Your instructions
Repeat each line of the items below, without changing a single character.

Records shown
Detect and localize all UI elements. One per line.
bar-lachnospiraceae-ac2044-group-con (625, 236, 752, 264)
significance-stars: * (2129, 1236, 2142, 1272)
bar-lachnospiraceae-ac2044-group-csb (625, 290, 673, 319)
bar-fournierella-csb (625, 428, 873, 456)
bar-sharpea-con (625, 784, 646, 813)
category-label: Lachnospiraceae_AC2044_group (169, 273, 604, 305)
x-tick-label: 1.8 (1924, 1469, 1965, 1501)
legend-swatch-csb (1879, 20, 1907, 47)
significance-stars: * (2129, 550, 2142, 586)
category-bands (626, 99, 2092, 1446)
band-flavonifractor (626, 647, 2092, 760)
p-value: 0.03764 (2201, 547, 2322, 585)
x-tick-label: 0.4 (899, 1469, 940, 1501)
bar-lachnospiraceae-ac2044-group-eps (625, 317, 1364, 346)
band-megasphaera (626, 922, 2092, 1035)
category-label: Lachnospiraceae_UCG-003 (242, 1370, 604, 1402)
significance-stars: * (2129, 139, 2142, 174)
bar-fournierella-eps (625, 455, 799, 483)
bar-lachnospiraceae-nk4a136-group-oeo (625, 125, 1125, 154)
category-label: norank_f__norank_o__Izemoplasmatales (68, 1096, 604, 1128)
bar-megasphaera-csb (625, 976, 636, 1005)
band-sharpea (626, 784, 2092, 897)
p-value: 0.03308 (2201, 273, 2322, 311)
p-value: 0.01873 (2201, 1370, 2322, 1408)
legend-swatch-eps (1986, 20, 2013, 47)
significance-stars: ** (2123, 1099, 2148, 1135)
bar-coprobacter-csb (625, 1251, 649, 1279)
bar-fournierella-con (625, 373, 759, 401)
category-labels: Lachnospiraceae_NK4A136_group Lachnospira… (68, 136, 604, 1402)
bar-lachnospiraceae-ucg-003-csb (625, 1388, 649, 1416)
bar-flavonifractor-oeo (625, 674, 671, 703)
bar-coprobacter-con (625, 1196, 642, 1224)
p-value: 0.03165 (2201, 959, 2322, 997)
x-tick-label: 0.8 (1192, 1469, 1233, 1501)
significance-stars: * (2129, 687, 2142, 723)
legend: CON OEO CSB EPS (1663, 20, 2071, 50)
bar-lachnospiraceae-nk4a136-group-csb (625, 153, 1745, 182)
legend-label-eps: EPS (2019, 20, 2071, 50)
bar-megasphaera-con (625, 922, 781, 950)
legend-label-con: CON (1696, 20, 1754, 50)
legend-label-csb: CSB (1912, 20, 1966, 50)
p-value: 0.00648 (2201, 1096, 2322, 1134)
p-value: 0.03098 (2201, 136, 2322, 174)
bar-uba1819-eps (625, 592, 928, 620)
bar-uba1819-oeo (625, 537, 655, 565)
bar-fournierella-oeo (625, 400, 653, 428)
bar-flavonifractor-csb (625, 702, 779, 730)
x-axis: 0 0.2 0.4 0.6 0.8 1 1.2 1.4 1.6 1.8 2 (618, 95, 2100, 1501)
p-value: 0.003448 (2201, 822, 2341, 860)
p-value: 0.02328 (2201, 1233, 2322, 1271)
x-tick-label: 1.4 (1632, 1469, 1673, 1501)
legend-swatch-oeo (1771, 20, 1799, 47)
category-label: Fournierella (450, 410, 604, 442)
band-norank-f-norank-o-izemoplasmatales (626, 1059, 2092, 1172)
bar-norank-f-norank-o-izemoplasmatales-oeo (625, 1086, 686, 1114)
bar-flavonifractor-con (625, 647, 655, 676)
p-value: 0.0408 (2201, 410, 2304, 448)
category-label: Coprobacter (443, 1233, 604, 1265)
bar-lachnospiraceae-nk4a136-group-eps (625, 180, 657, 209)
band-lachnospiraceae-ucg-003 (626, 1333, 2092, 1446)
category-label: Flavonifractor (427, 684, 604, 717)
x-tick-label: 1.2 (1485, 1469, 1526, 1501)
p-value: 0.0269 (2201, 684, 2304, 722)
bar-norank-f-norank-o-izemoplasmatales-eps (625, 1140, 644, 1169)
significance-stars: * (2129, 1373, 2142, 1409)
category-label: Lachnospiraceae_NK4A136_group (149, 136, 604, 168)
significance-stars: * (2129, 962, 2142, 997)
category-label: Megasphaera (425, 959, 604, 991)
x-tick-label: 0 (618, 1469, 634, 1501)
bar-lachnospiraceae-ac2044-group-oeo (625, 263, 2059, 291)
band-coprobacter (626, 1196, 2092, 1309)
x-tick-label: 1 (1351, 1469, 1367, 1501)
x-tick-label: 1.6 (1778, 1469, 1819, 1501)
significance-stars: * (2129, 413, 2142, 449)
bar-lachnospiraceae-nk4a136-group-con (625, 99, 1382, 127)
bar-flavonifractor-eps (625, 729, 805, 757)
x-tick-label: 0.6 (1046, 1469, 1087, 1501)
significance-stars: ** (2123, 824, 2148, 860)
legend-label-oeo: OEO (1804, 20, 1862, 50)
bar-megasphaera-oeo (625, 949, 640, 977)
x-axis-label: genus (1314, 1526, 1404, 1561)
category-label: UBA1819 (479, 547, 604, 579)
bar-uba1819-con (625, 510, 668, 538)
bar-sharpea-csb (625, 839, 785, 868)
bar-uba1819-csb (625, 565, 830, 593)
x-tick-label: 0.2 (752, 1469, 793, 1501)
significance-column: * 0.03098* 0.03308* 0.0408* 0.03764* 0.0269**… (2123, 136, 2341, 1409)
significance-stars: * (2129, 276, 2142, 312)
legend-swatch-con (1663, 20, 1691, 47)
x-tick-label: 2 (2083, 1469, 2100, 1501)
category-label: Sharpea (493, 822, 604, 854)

The solution
Detect and localize all UI elements. One per line.
bar-lachnospiraceae-ac2044-group-con (625, 236, 752, 264)
significance-stars: * (2129, 1236, 2142, 1272)
bar-lachnospiraceae-ac2044-group-csb (625, 290, 673, 319)
bar-fournierella-csb (625, 428, 873, 456)
bar-sharpea-con (625, 784, 646, 813)
category-label: Lachnospiraceae_AC2044_group (169, 273, 604, 305)
x-tick-label: 1.8 (1924, 1469, 1965, 1501)
legend-swatch-csb (1879, 20, 1907, 47)
significance-stars: * (2129, 550, 2142, 586)
category-bands (626, 99, 2092, 1446)
band-flavonifractor (626, 647, 2092, 760)
p-value: 0.03764 (2201, 547, 2322, 585)
x-tick-label: 0.4 (899, 1469, 940, 1501)
bar-lachnospiraceae-ac2044-group-eps (625, 317, 1364, 346)
band-megasphaera (626, 922, 2092, 1035)
category-label: Lachnospiraceae_UCG-003 (242, 1370, 604, 1402)
significance-stars: * (2129, 139, 2142, 174)
bar-fournierella-eps (625, 455, 799, 483)
bar-lachnospiraceae-nk4a136-group-oeo (625, 125, 1125, 154)
category-label: norank_f__norank_o__Izemoplasmatales (68, 1096, 604, 1128)
bar-megasphaera-csb (625, 976, 636, 1005)
band-sharpea (626, 784, 2092, 897)
p-value: 0.03308 (2201, 273, 2322, 311)
p-value: 0.01873 (2201, 1370, 2322, 1408)
legend-swatch-eps (1986, 20, 2013, 47)
significance-stars: ** (2123, 1099, 2148, 1135)
bar-coprobacter-csb (625, 1251, 649, 1279)
bar-fournierella-con (625, 373, 759, 401)
category-labels: Lachnospiraceae_NK4A136_group Lachnospira… (68, 136, 604, 1402)
bar-lachnospiraceae-ucg-003-csb (625, 1388, 649, 1416)
bar-flavonifractor-oeo (625, 674, 671, 703)
bar-coprobacter-con (625, 1196, 642, 1224)
p-value: 0.03165 (2201, 959, 2322, 997)
x-tick-label: 0.8 (1192, 1469, 1233, 1501)
significance-stars: * (2129, 687, 2142, 723)
legend: CON OEO CSB EPS (1663, 20, 2071, 50)
bar-lachnospiraceae-nk4a136-group-csb (625, 153, 1745, 182)
legend-label-eps: EPS (2019, 20, 2071, 50)
bar-megasphaera-con (625, 922, 781, 950)
legend-label-con: CON (1696, 20, 1754, 50)
legend-label-csb: CSB (1912, 20, 1966, 50)
p-value: 0.00648 (2201, 1096, 2322, 1134)
p-value: 0.03098 (2201, 136, 2322, 174)
bar-uba1819-eps (625, 592, 928, 620)
bar-uba1819-oeo (625, 537, 655, 565)
bar-fournierella-oeo (625, 400, 653, 428)
bar-flavonifractor-csb (625, 702, 779, 730)
x-axis: 0 0.2 0.4 0.6 0.8 1 1.2 1.4 1.6 1.8 2 (618, 95, 2100, 1501)
p-value: 0.003448 (2201, 822, 2341, 860)
p-value: 0.02328 (2201, 1233, 2322, 1271)
x-tick-label: 1.4 (1632, 1469, 1673, 1501)
legend-swatch-oeo (1771, 20, 1799, 47)
category-label: Fournierella (450, 410, 604, 442)
band-norank-f-norank-o-izemoplasmatales (626, 1059, 2092, 1172)
bar-norank-f-norank-o-izemoplasmatales-oeo (625, 1086, 686, 1114)
bar-flavonifractor-con (625, 647, 655, 676)
p-value: 0.0408 (2201, 410, 2304, 448)
category-label: Coprobacter (443, 1233, 604, 1265)
bar-lachnospiraceae-nk4a136-group-eps (625, 180, 657, 209)
band-lachnospiraceae-ucg-003 (626, 1333, 2092, 1446)
category-label: Flavonifractor (427, 684, 604, 717)
x-tick-label: 1.2 (1485, 1469, 1526, 1501)
p-value: 0.0269 (2201, 684, 2304, 722)
bar-norank-f-norank-o-izemoplasmatales-eps (625, 1140, 644, 1169)
significance-stars: * (2129, 1373, 2142, 1409)
category-label: Lachnospiraceae_NK4A136_group (149, 136, 604, 168)
significance-stars: * (2129, 962, 2142, 997)
category-label: Megasphaera (425, 959, 604, 991)
x-tick-label: 0 (618, 1469, 634, 1501)
bar-lachnospiraceae-ac2044-group-oeo (625, 263, 2059, 291)
band-coprobacter (626, 1196, 2092, 1309)
x-tick-label: 1 (1351, 1469, 1367, 1501)
x-tick-label: 1.6 (1778, 1469, 1819, 1501)
significance-stars: * (2129, 413, 2142, 449)
bar-lachnospiraceae-nk4a136-group-con (625, 99, 1382, 127)
bar-flavonifractor-eps (625, 729, 805, 757)
x-tick-label: 0.6 (1046, 1469, 1087, 1501)
significance-stars: ** (2123, 824, 2148, 860)
legend-label-oeo: OEO (1804, 20, 1862, 50)
bar-megasphaera-oeo (625, 949, 640, 977)
x-axis-label: genus (1314, 1526, 1404, 1561)
category-label: UBA1819 (479, 547, 604, 579)
bar-uba1819-con (625, 510, 668, 538)
bar-sharpea-csb (625, 839, 785, 868)
bar-uba1819-csb (625, 565, 830, 593)
x-tick-label: 0.2 (752, 1469, 793, 1501)
significance-column: * 0.03098* 0.03308* 0.0408* 0.03764* 0.0269**… (2123, 136, 2341, 1409)
significance-stars: * (2129, 276, 2142, 312)
legend-swatch-con (1663, 20, 1691, 47)
x-tick-label: 2 (2083, 1469, 2100, 1501)
category-label: Sharpea (493, 822, 604, 854)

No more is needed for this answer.